Extracted records
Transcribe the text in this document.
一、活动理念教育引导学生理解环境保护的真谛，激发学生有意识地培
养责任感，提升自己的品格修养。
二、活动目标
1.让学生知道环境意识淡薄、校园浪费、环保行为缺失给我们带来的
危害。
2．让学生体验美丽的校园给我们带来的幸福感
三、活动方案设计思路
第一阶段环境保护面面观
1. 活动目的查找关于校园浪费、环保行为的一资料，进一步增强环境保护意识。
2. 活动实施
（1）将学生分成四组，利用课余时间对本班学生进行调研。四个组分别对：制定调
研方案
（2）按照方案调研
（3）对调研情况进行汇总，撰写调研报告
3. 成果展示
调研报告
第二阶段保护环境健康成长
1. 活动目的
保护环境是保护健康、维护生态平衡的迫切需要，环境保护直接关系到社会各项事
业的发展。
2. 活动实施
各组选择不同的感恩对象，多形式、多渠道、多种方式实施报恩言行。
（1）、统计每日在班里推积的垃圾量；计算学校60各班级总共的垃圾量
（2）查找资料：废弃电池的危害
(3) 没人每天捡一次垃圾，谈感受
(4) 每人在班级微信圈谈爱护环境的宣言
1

Required work
Extract the complete data, matching each line exactly.

Finished answer
Transcribe the text in this document.
一、活动理念教育引导学生理解环境保护的真谛，激发学生有意识地培
养责任感，提升自己的品格修养。
二、活动目标
1.让学生知道环境意识淡薄、校园浪费、环保行为缺失给我们带来的
危害。
2．让学生体验美丽的校园给我们带来的幸福感
三、活动方案设计思路
第一阶段环境保护面面观
1. 活动目的查找关于校园浪费、环保行为的一资料，进一步增强环境保护意识。
2. 活动实施
（1）将学生分成四组，利用课余时间对本班学生进行调研。四个组分别对：制定调
研方案
（2）按照方案调研
（3）对调研情况进行汇总，撰写调研报告
3. 成果展示
调研报告
第二阶段保护环境健康成长
1. 活动目的
保护环境是保护健康、维护生态平衡的迫切需要，环境保护直接关系到社会各项事
业的发展。
2. 活动实施
各组选择不同的感恩对象，多形式、多渠道、多种方式实施报恩言行。
（1）、统计每日在班里推积的垃圾量；计算学校60各班级总共的垃圾量
（2）查找资料：废弃电池的危害
(3) 没人每天捡一次垃圾，谈感受
(4) 每人在班级微信圈谈爱护环境的宣言
1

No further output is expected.